Directions for this task — Which lines in the records below contain the word "napísal"? Copy each one out.

Information supplied —
▼
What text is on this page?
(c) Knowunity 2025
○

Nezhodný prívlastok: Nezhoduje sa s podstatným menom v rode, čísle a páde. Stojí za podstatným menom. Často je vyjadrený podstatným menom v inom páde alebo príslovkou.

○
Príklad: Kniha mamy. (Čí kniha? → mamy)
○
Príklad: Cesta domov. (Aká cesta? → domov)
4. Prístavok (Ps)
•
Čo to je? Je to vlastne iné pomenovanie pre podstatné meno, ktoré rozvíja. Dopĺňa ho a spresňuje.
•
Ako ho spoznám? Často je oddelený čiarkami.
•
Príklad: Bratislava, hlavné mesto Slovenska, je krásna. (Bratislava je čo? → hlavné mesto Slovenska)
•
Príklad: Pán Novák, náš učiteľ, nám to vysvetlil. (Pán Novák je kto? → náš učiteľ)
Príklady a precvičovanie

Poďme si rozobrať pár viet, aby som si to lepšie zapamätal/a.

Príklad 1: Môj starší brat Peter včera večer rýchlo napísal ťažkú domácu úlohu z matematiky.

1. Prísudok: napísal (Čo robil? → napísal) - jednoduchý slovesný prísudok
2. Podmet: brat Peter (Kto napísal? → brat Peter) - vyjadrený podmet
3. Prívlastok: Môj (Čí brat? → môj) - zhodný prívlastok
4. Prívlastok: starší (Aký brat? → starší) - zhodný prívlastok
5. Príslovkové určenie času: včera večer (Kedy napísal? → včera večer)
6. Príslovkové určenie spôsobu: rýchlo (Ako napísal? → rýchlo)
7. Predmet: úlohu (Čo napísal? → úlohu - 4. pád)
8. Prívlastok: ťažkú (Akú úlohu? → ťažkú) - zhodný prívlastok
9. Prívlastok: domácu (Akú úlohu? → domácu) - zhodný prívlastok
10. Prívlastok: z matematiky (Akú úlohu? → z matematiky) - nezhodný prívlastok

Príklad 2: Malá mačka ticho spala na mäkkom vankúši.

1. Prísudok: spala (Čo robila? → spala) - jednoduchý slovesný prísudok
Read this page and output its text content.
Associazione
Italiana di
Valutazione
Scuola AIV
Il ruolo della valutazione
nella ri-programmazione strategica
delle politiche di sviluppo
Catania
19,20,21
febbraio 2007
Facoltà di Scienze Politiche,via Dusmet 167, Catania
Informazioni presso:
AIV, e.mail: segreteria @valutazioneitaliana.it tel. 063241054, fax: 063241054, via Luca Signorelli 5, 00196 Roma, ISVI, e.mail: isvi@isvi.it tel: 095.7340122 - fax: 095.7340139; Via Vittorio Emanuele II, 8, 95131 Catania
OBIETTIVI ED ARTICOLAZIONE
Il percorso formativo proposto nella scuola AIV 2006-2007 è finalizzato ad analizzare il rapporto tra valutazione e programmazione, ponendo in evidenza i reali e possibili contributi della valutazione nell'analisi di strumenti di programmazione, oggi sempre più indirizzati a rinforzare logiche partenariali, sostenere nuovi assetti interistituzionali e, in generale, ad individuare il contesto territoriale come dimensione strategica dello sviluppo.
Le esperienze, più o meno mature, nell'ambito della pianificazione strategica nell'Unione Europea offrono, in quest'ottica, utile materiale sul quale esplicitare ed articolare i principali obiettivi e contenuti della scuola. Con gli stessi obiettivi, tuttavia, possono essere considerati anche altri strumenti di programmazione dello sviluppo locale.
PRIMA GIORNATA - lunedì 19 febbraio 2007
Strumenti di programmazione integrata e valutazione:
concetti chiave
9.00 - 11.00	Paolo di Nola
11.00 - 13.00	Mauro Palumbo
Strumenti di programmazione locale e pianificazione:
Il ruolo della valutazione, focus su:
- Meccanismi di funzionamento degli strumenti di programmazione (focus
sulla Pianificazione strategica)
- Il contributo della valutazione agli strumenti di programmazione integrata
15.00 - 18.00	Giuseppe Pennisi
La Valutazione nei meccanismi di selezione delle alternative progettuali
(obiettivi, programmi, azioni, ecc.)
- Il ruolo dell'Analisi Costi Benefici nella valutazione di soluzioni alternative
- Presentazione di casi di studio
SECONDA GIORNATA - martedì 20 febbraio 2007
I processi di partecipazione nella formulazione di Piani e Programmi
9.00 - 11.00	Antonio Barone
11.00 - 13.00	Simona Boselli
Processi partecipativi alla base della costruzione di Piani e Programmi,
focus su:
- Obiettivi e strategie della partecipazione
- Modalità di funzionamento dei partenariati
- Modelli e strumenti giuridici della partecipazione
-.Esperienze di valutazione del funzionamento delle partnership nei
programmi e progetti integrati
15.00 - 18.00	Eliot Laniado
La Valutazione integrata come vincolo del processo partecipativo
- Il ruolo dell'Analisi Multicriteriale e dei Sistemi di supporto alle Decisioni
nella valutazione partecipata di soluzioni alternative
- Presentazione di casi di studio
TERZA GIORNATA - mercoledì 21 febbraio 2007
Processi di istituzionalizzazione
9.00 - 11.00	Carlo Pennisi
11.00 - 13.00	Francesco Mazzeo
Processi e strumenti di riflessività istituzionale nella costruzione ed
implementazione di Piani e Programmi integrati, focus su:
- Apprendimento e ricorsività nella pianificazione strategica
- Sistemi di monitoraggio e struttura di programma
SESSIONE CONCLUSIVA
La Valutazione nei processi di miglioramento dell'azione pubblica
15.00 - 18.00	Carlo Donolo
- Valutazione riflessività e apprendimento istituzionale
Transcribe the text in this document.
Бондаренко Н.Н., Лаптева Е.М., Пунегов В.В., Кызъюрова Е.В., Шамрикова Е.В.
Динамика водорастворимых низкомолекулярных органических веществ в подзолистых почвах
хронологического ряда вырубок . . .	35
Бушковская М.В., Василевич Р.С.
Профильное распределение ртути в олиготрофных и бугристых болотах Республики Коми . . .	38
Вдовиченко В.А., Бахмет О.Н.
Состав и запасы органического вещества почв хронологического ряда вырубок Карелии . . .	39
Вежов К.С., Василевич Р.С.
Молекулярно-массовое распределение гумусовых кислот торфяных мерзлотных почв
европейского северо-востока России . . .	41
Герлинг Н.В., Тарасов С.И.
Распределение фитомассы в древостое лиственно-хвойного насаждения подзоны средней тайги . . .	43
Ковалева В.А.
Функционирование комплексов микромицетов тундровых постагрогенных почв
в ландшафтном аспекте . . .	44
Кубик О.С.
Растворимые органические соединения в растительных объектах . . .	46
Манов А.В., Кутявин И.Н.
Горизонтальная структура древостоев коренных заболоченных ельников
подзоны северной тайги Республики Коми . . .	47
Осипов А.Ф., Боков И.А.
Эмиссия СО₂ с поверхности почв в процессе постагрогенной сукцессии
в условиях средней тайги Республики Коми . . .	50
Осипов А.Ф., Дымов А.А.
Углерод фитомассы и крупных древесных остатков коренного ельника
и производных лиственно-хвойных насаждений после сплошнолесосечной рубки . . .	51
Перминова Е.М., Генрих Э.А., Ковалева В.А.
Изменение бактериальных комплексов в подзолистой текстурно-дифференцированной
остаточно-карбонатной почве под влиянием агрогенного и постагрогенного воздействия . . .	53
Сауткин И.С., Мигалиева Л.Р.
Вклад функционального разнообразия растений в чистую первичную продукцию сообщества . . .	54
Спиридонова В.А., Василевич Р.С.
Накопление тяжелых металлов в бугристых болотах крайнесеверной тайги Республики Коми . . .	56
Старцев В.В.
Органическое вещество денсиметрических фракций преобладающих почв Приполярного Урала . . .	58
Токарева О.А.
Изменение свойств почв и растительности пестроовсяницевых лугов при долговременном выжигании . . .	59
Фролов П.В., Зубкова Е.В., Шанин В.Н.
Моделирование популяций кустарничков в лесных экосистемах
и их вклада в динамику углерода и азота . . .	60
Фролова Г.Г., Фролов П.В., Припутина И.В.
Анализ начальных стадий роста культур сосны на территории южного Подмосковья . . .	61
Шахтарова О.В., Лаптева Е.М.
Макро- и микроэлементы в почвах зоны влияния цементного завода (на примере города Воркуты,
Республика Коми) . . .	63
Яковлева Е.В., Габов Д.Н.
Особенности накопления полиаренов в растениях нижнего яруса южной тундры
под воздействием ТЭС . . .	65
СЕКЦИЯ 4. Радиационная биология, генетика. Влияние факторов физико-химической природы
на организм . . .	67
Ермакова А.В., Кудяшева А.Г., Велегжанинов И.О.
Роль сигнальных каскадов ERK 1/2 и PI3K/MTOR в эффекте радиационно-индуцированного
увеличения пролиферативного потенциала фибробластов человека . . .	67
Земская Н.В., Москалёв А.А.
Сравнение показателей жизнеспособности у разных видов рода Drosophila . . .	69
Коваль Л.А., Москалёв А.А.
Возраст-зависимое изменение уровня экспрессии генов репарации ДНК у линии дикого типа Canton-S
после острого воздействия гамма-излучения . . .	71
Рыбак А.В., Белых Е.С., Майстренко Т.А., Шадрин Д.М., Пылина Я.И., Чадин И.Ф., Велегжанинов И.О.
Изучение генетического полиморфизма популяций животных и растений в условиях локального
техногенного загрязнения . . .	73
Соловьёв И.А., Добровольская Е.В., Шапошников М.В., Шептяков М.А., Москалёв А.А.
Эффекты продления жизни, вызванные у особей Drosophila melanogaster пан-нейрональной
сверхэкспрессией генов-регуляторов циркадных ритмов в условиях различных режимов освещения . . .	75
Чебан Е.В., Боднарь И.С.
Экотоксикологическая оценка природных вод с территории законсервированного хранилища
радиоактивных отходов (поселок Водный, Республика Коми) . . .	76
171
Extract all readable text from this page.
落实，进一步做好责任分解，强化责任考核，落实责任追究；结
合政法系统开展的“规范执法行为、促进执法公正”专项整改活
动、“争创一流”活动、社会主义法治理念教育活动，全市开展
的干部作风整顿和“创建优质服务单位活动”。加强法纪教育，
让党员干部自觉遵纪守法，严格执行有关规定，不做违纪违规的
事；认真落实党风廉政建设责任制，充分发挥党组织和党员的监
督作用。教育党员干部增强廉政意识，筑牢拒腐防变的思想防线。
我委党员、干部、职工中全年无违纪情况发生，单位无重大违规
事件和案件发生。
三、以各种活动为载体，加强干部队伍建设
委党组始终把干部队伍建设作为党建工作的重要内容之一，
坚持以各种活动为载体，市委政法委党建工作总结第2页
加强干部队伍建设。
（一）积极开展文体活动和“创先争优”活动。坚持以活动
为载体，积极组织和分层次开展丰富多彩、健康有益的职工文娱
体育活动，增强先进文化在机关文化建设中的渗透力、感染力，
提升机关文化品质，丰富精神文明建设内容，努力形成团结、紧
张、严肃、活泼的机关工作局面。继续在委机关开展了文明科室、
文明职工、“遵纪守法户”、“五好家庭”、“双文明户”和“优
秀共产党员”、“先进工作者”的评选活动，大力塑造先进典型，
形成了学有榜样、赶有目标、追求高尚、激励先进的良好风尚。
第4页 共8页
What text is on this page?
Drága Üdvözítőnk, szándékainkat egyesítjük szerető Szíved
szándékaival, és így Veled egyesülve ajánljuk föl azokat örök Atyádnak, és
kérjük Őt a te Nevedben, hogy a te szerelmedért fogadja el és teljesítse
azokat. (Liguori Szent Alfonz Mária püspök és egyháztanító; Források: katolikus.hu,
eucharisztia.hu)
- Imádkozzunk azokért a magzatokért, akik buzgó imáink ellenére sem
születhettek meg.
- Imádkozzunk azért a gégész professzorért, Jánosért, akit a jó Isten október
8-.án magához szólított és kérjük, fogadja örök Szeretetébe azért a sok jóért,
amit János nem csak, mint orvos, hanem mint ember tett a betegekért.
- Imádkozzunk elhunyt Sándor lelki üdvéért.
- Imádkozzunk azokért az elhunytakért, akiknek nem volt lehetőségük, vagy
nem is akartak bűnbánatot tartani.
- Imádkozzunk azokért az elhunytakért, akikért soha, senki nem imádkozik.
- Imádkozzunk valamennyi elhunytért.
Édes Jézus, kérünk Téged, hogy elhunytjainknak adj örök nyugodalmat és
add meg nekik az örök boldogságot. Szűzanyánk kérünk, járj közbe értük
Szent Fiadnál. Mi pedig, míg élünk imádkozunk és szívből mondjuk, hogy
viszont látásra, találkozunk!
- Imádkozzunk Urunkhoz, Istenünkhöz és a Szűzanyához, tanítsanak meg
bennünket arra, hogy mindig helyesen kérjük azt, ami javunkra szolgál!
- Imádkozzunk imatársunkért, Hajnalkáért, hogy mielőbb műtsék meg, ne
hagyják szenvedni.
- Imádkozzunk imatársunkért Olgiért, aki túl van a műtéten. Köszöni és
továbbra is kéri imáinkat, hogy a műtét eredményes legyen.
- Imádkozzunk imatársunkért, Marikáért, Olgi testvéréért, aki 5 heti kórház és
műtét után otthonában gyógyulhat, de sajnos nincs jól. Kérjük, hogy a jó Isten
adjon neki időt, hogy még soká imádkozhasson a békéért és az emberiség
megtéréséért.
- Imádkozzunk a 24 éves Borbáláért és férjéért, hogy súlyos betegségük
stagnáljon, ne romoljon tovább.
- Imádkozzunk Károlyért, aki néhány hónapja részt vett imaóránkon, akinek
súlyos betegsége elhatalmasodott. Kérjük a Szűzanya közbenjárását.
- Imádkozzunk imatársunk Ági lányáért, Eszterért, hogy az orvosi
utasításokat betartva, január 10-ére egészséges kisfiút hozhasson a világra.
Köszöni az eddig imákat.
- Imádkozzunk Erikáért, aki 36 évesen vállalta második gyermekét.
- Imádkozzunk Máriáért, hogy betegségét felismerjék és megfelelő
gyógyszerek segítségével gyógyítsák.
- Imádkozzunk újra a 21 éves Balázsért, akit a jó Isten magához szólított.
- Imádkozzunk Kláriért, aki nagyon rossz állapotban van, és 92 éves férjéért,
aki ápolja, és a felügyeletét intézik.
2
▲
Solved exercise —
Príklad 1: Môj starší brat Peter včera večer rýchlo napísal ťažkú domácu úlohu z matematiky.
1. Prísudok: napísal (Čo robil? → napísal) - jednoduchý slovesný prísudok
2. Podmet: brat Peter (Kto napísal? → brat Peter) - vyjadrený podmet
5. Príslovkové určenie času: včera večer (Kedy napísal? → včera večer)
6. Príslovkové určenie spôsobu: rýchlo (Ako napísal? → rýchlo)
7. Predmet: úlohu (Čo napísal? → úlohu - 4. pád)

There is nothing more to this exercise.